(Records that describe figures)
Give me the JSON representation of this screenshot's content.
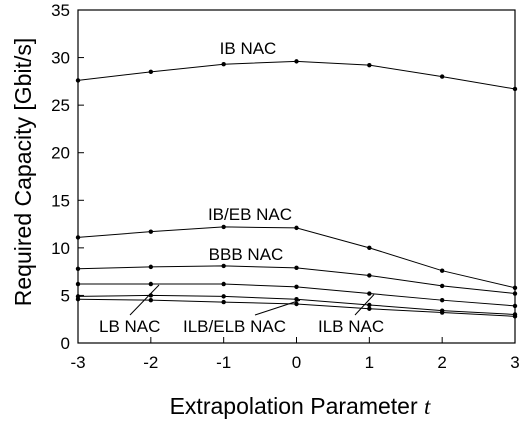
{
  "chart_data": {
    "type": "line",
    "xlabel": "Extrapolation Parameter",
    "xlabel_var": "t",
    "ylabel": "Required Capacity  [Gbit/s]",
    "x": [
      -3,
      -2,
      -1,
      0,
      1,
      2,
      3
    ],
    "xlim": [
      -3,
      3
    ],
    "ylim": [
      0,
      35
    ],
    "xticks": [
      "-3",
      "-2",
      "-1",
      "0",
      "1",
      "2",
      "3"
    ],
    "yticks": [
      "0",
      "5",
      "10",
      "15",
      "20",
      "25",
      "30",
      "35"
    ],
    "grid": false,
    "legend": "none",
    "series": [
      {
        "name": "IB NAC",
        "values": [
          27.6,
          28.5,
          29.3,
          29.6,
          29.2,
          28.0,
          26.7
        ]
      },
      {
        "name": "IB/EB NAC",
        "values": [
          11.1,
          11.7,
          12.2,
          12.1,
          10.0,
          7.6,
          5.8
        ]
      },
      {
        "name": "BBB NAC",
        "values": [
          7.8,
          8.0,
          8.1,
          7.9,
          7.1,
          6.0,
          5.2
        ]
      },
      {
        "name": "LB NAC",
        "values": [
          6.2,
          6.2,
          6.2,
          5.9,
          5.2,
          4.5,
          3.9
        ]
      },
      {
        "name": "ILB/ELB NAC",
        "values": [
          4.9,
          5.0,
          4.9,
          4.6,
          4.0,
          3.4,
          3.0
        ]
      },
      {
        "name": "ILB NAC",
        "values": [
          4.6,
          4.5,
          4.3,
          4.1,
          3.6,
          3.2,
          2.8
        ]
      }
    ]
  }
}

### Do this:
Keep the pictures out of the copy and return the rest of the data above exactly.

### Answer below:
Give me the JSON representation of this screenshot's content.
{
  "chart_data": {
    "type": "line",
    "xlabel": "Extrapolation Parameter",
    "xlabel_var": "t",
    "ylabel": "Required Capacity  [Gbit/s]",
    "x": [
      -3,
      -2,
      -1,
      0,
      1,
      2,
      3
    ],
    "xlim": [
      -3,
      3
    ],
    "ylim": [
      0,
      35
    ],
    "xticks": [
      "-3",
      "-2",
      "-1",
      "0",
      "1",
      "2",
      "3"
    ],
    "yticks": [
      "0",
      "5",
      "10",
      "15",
      "20",
      "25",
      "30",
      "35"
    ],
    "grid": false,
    "legend": "none",
    "series": [
      {
        "name": "IB NAC",
        "values": [
          27.6,
          28.5,
          29.3,
          29.6,
          29.2,
          28.0,
          26.7
        ]
      },
      {
        "name": "IB/EB NAC",
        "values": [
          11.1,
          11.7,
          12.2,
          12.1,
          10.0,
          7.6,
          5.8
        ]
      },
      {
        "name": "BBB NAC",
        "values": [
          7.8,
          8.0,
          8.1,
          7.9,
          7.1,
          6.0,
          5.2
        ]
      },
      {
        "name": "LB NAC",
        "values": [
          6.2,
          6.2,
          6.2,
          5.9,
          5.2,
          4.5,
          3.9
        ]
      },
      {
        "name": "ILB/ELB NAC",
        "values": [
          4.9,
          5.0,
          4.9,
          4.6,
          4.0,
          3.4,
          3.0
        ]
      },
      {
        "name": "ILB NAC",
        "values": [
          4.6,
          4.5,
          4.3,
          4.1,
          3.6,
          3.2,
          2.8
        ]
      }
    ]
  }
}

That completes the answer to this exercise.